- REQUIREMENT -
Restate the entries word for word, omitting nothing.

- DATASET ENTRIES -
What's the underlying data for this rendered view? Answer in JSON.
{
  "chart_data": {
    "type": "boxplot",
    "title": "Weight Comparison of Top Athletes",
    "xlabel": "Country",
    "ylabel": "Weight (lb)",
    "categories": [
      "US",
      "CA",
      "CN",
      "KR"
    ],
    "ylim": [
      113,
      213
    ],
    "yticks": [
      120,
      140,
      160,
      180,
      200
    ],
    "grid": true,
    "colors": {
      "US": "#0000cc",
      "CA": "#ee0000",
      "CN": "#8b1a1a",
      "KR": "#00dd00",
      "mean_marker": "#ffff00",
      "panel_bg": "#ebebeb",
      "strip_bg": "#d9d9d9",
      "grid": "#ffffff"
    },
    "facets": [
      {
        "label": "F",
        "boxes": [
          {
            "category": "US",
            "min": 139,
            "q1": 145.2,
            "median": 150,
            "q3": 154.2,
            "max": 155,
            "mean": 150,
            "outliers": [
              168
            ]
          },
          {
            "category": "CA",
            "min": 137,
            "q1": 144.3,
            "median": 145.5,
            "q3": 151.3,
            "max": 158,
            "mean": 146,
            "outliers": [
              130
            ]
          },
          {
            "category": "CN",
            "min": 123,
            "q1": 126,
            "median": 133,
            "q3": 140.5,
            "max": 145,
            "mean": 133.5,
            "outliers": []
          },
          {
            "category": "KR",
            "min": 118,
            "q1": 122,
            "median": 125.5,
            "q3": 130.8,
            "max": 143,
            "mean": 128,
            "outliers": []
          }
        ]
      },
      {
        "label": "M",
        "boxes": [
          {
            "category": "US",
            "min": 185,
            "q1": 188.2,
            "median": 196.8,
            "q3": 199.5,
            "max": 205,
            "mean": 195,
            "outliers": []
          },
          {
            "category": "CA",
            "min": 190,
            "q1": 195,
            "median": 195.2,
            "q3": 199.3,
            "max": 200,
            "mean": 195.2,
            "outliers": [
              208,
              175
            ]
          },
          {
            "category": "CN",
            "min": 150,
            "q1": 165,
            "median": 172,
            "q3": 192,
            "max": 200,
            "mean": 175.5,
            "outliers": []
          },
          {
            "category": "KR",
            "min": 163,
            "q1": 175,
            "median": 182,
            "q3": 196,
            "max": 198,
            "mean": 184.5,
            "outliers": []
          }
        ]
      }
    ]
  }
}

- TASK OUTPUT -
What's the underlying data for this rendered view? Answer in JSON.
{
  "chart_data": {
    "type": "boxplot",
    "title": "Weight Comparison of Top Athletes",
    "xlabel": "Country",
    "ylabel": "Weight (lb)",
    "categories": [
      "US",
      "CA",
      "CN",
      "KR"
    ],
    "ylim": [
      113,
      213
    ],
    "yticks": [
      120,
      140,
      160,
      180,
      200
    ],
    "grid": true,
    "colors": {
      "US": "#0000cc",
      "CA": "#ee0000",
      "CN": "#8b1a1a",
      "KR": "#00dd00",
      "mean_marker": "#ffff00",
      "panel_bg": "#ebebeb",
      "strip_bg": "#d9d9d9",
      "grid": "#ffffff"
    },
    "facets": [
      {
        "label": "F",
        "boxes": [
          {
            "category": "US",
            "min": 139,
            "q1": 145.2,
            "median": 150,
            "q3": 154.2,
            "max": 155,
            "mean": 150,
            "outliers": [
              168
            ]
          },
          {
            "category": "CA",
            "min": 137,
            "q1": 144.3,
            "median": 145.5,
            "q3": 151.3,
            "max": 158,
            "mean": 146,
            "outliers": [
              130
            ]
          },
          {
            "category": "CN",
            "min": 123,
            "q1": 126,
            "median": 133,
            "q3": 140.5,
            "max": 145,
            "mean": 133.5,
            "outliers": []
          },
          {
            "category": "KR",
            "min": 118,
            "q1": 122,
            "median": 125.5,
            "q3": 130.8,
            "max": 143,
            "mean": 128,
            "outliers": []
          }
        ]
      },
      {
        "label": "M",
        "boxes": [
          {
            "category": "US",
            "min": 185,
            "q1": 188.2,
            "median": 196.8,
            "q3": 199.5,
            "max": 205,
            "mean": 195,
            "outliers": []
          },
          {
            "category": "CA",
            "min": 190,
            "q1": 195,
            "median": 195.2,
            "q3": 199.3,
            "max": 200,
            "mean": 195.2,
            "outliers": [
              208,
              175
            ]
          },
          {
            "category": "CN",
            "min": 150,
            "q1": 165,
            "median": 172,
            "q3": 192,
            "max": 200,
            "mean": 175.5,
            "outliers": []
          },
          {
            "category": "KR",
            "min": 163,
            "q1": 175,
            "median": 182,
            "q3": 196,
            "max": 198,
            "mean": 184.5,
            "outliers": []
          }
        ]
      }
    ]
  }
}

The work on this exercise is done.